WHAT THIS TASK INVOLVES: From the listing below, count the lines where the string "দনপত" occurs. Give the number, with no other words.

DATA LINES:
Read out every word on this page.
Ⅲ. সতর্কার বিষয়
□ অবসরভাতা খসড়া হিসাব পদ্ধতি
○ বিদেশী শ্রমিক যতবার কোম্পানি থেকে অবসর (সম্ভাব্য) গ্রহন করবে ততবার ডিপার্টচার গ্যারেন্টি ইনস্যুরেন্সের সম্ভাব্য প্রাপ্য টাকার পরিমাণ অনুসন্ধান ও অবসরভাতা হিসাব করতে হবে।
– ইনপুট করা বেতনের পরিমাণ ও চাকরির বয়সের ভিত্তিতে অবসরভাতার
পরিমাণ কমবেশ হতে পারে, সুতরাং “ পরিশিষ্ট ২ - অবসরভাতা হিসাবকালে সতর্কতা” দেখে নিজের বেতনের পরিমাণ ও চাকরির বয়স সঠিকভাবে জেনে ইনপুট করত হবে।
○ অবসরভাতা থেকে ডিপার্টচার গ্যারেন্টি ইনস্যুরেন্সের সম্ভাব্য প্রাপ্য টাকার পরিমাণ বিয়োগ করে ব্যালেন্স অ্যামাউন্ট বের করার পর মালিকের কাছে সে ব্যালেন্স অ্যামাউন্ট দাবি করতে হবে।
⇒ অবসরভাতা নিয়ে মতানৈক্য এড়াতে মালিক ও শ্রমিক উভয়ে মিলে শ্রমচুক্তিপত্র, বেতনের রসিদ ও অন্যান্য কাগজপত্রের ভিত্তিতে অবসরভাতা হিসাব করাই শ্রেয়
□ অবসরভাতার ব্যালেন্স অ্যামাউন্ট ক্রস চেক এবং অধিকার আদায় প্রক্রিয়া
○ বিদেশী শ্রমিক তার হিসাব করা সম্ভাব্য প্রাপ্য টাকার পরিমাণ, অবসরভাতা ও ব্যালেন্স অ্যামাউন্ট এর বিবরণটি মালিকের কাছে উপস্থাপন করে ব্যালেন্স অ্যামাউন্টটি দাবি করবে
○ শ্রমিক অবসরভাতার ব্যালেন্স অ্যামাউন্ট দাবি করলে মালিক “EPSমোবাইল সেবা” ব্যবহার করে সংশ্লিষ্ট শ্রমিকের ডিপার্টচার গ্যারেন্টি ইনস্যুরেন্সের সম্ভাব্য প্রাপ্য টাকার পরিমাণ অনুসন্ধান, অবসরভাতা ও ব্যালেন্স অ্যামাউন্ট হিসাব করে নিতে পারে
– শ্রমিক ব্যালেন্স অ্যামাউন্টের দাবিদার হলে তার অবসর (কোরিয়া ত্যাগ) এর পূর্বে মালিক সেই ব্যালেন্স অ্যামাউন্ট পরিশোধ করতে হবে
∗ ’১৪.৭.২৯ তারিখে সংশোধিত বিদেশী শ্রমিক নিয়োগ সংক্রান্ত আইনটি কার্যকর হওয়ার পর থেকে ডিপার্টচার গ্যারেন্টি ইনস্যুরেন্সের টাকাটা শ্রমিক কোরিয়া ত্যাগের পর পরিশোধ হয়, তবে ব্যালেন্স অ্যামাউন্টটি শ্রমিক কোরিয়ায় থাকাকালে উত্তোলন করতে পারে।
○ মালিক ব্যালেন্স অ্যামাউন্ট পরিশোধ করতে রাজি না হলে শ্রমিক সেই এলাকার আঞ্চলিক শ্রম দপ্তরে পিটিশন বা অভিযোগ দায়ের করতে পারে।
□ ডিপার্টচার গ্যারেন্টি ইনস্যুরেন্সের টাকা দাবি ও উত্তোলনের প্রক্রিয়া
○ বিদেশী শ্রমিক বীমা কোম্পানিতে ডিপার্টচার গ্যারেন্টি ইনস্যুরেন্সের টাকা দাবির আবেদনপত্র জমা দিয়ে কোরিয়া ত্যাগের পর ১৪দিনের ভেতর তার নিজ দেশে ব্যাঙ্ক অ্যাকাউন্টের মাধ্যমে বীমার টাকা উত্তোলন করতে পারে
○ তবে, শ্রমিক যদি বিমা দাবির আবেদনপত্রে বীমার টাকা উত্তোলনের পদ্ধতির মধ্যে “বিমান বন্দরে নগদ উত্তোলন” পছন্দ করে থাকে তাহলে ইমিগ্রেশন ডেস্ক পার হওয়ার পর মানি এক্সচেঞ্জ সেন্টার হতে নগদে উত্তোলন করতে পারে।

WRITTEN SOLUTION: 2